» THE EXERCISE
Please quote the material exactly, every line of it.

» ITEMS
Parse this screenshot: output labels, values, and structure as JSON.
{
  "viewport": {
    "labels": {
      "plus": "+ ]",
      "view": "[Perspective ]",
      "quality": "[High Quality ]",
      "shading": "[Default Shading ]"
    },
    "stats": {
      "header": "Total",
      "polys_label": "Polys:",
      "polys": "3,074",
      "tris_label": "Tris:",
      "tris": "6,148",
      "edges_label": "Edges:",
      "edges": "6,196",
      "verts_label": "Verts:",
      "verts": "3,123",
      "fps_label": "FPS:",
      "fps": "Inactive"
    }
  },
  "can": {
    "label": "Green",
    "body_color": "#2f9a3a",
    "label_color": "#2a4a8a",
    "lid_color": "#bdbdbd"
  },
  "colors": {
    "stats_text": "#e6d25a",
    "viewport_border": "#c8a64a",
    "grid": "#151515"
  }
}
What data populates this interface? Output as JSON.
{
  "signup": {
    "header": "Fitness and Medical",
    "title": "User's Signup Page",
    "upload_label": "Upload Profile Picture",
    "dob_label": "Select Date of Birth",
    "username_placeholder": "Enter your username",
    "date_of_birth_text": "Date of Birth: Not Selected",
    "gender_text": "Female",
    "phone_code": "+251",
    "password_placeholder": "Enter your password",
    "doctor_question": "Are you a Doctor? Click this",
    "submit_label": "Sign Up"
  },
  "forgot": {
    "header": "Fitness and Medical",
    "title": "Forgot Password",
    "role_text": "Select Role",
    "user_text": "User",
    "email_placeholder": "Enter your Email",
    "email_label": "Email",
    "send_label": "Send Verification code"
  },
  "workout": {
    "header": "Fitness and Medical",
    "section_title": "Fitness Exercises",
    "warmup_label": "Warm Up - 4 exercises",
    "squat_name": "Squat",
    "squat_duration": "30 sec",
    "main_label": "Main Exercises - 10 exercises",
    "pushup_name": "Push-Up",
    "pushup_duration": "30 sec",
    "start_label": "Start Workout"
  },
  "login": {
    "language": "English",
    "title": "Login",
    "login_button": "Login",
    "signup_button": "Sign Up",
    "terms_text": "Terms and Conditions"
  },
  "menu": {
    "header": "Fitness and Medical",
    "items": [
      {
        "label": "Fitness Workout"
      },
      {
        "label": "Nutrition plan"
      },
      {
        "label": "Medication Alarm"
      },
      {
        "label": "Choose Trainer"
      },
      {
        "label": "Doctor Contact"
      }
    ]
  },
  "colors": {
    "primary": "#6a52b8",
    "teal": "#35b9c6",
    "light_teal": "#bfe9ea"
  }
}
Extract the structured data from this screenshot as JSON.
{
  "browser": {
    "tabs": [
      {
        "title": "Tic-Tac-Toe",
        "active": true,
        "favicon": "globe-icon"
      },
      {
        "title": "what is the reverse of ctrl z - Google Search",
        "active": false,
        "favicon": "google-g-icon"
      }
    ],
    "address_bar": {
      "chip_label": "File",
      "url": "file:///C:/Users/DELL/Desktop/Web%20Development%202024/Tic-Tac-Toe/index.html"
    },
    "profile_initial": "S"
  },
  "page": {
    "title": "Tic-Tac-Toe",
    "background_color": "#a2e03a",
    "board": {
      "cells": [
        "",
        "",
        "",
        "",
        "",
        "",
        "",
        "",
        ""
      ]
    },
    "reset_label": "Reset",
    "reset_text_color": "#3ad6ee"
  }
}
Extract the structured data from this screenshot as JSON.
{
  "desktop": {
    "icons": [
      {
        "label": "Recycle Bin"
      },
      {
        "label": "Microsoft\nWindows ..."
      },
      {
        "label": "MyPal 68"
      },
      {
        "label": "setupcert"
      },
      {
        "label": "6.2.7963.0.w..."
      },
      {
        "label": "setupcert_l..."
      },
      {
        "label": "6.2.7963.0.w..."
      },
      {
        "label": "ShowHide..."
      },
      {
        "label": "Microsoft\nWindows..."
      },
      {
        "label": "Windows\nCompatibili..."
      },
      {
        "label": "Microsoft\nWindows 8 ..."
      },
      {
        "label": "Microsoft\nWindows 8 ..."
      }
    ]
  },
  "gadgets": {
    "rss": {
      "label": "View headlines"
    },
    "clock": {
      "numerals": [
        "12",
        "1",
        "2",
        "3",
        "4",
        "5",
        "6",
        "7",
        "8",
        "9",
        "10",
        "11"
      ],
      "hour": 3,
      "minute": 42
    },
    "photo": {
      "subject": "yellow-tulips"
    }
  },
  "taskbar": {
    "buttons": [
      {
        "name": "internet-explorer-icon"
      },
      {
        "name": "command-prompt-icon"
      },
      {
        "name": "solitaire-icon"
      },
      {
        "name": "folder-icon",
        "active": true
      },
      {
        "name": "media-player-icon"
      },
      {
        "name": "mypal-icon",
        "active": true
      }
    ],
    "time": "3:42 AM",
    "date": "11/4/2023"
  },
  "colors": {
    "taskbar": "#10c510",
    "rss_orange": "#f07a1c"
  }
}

» FINISHED EXERCISE
Parse this screenshot: output labels, values, and structure as JSON.
{
  "viewport": {
    "labels": {
      "plus": "+ ]",
      "view": "[Perspective ]",
      "quality": "[High Quality ]",
      "shading": "[Default Shading ]"
    },
    "stats": {
      "header": "Total",
      "polys_label": "Polys:",
      "polys": "3,074",
      "tris_label": "Tris:",
      "tris": "6,148",
      "edges_label": "Edges:",
      "edges": "6,196",
      "verts_label": "Verts:",
      "verts": "3,123",
      "fps_label": "FPS:",
      "fps": "Inactive"
    }
  },
  "can": {
    "label": "Green",
    "body_color": "#2f9a3a",
    "label_color": "#2a4a8a",
    "lid_color": "#bdbdbd"
  },
  "colors": {
    "stats_text": "#e6d25a",
    "viewport_border": "#c8a64a",
    "grid": "#151515"
  }
}
What data populates this interface? Output as JSON.
{
  "signup": {
    "header": "Fitness and Medical",
    "title": "User's Signup Page",
    "upload_label": "Upload Profile Picture",
    "dob_label": "Select Date of Birth",
    "username_placeholder": "Enter your username",
    "date_of_birth_text": "Date of Birth: Not Selected",
    "gender_text": "Female",
    "phone_code": "+251",
    "password_placeholder": "Enter your password",
    "doctor_question": "Are you a Doctor? Click this",
    "submit_label": "Sign Up"
  },
  "forgot": {
    "header": "Fitness and Medical",
    "title": "Forgot Password",
    "role_text": "Select Role",
    "user_text": "User",
    "email_placeholder": "Enter your Email",
    "email_label": "Email",
    "send_label": "Send Verification code"
  },
  "workout": {
    "header": "Fitness and Medical",
    "section_title": "Fitness Exercises",
    "warmup_label": "Warm Up - 4 exercises",
    "squat_name": "Squat",
    "squat_duration": "30 sec",
    "main_label": "Main Exercises - 10 exercises",
    "pushup_name": "Push-Up",
    "pushup_duration": "30 sec",
    "start_label": "Start Workout"
  },
  "login": {
    "language": "English",
    "title": "Login",
    "login_button": "Login",
    "signup_button": "Sign Up",
    "terms_text": "Terms and Conditions"
  },
  "menu": {
    "header": "Fitness and Medical",
    "items": [
      {
        "label": "Fitness Workout"
      },
      {
        "label": "Nutrition plan"
      },
      {
        "label": "Medication Alarm"
      },
      {
        "label": "Choose Trainer"
      },
      {
        "label": "Doctor Contact"
      }
    ]
  },
  "colors": {
    "primary": "#6a52b8",
    "teal": "#35b9c6",
    "light_teal": "#bfe9ea"
  }
}
Extract the structured data from this screenshot as JSON.
{
  "browser": {
    "tabs": [
      {
        "title": "Tic-Tac-Toe",
        "active": true,
        "favicon": "globe-icon"
      },
      {
        "title": "what is the reverse of ctrl z - Google Search",
        "active": false,
        "favicon": "google-g-icon"
      }
    ],
    "address_bar": {
      "chip_label": "File",
      "url": "file:///C:/Users/DELL/Desktop/Web%20Development%202024/Tic-Tac-Toe/index.html"
    },
    "profile_initial": "S"
  },
  "page": {
    "title": "Tic-Tac-Toe",
    "background_color": "#a2e03a",
    "board": {
      "cells": [
        "",
        "",
        "",
        "",
        "",
        "",
        "",
        "",
        ""
      ]
    },
    "reset_label": "Reset",
    "reset_text_color": "#3ad6ee"
  }
}
Extract the structured data from this screenshot as JSON.
{
  "desktop": {
    "icons": [
      {
        "label": "Recycle Bin"
      },
      {
        "label": "Microsoft\nWindows ..."
      },
      {
        "label": "MyPal 68"
      },
      {
        "label": "setupcert"
      },
      {
        "label": "6.2.7963.0.w..."
      },
      {
        "label": "setupcert_l..."
      },
      {
        "label": "6.2.7963.0.w..."
      },
      {
        "label": "ShowHide..."
      },
      {
        "label": "Microsoft\nWindows..."
      },
      {
        "label": "Windows\nCompatibili..."
      },
      {
        "label": "Microsoft\nWindows 8 ..."
      },
      {
        "label": "Microsoft\nWindows 8 ..."
      }
    ]
  },
  "gadgets": {
    "rss": {
      "label": "View headlines"
    },
    "clock": {
      "numerals": [
        "12",
        "1",
        "2",
        "3",
        "4",
        "5",
        "6",
        "7",
        "8",
        "9",
        "10",
        "11"
      ],
      "hour": 3,
      "minute": 42
    },
    "photo": {
      "subject": "yellow-tulips"
    }
  },
  "taskbar": {
    "buttons": [
      {
        "name": "internet-explorer-icon"
      },
      {
        "name": "command-prompt-icon"
      },
      {
        "name": "solitaire-icon"
      },
      {
        "name": "folder-icon",
        "active": true
      },
      {
        "name": "media-player-icon"
      },
      {
        "name": "mypal-icon",
        "active": true
      }
    ],
    "time": "3:42 AM",
    "date": "11/4/2023"
  },
  "colors": {
    "taskbar": "#10c510",
    "rss_orange": "#f07a1c"
  }
}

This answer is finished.